▸ **What to work on**
For every line in the data below that contains "Failed", copy the line.

▸ **Material shown**
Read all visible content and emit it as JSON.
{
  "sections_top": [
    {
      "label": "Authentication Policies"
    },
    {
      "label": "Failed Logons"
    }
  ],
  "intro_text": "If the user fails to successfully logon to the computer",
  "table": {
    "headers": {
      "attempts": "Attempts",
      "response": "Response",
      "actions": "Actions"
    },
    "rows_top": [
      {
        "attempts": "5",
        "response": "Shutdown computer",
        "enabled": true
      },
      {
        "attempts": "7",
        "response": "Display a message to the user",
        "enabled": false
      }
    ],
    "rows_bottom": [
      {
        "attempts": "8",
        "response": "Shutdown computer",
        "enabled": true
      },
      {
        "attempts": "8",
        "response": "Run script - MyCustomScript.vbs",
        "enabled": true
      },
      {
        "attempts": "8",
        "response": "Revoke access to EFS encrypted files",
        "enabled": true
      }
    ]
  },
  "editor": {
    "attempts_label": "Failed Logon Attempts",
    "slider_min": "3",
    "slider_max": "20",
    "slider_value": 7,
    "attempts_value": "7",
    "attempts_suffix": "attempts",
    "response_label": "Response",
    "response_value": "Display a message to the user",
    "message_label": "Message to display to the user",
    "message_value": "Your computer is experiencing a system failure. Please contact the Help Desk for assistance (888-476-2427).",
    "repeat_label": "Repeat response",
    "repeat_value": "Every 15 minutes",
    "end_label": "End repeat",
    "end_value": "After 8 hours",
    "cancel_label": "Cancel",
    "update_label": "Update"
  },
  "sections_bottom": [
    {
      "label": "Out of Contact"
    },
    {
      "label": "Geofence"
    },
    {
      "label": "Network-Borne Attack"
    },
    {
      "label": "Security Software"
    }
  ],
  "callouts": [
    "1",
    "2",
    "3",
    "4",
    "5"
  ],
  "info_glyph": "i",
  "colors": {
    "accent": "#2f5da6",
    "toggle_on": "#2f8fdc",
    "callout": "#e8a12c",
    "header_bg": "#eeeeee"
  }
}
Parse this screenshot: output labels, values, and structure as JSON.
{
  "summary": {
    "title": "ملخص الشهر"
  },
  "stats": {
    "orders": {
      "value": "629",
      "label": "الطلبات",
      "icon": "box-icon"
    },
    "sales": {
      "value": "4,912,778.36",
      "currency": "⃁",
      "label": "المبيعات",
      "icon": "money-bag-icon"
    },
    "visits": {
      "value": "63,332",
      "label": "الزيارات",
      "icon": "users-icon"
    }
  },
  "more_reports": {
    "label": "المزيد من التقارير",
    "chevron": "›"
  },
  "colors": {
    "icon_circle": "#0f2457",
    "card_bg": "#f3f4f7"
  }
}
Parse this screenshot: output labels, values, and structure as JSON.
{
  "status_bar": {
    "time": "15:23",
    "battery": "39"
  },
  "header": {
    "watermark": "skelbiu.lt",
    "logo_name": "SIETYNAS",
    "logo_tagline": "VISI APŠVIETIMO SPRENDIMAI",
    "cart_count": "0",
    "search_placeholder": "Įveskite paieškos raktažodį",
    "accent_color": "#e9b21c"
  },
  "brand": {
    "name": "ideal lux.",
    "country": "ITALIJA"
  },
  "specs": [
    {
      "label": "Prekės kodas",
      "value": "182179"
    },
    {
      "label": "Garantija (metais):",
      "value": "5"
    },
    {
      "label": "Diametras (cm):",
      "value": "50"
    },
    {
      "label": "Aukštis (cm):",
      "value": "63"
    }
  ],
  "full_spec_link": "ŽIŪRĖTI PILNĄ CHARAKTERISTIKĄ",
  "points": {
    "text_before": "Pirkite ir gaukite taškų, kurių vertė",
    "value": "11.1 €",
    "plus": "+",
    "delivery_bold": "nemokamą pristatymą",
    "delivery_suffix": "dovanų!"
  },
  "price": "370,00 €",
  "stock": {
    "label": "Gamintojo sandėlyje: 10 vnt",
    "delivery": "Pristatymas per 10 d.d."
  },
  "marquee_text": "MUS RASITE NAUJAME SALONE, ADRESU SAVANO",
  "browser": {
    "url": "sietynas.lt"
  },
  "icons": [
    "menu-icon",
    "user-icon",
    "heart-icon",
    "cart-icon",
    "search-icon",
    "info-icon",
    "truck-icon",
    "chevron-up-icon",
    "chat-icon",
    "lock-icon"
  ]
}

▸ **Exercise result**
      "label": "Failed Logons"
    "attempts_label": "Failed Logon Attempts",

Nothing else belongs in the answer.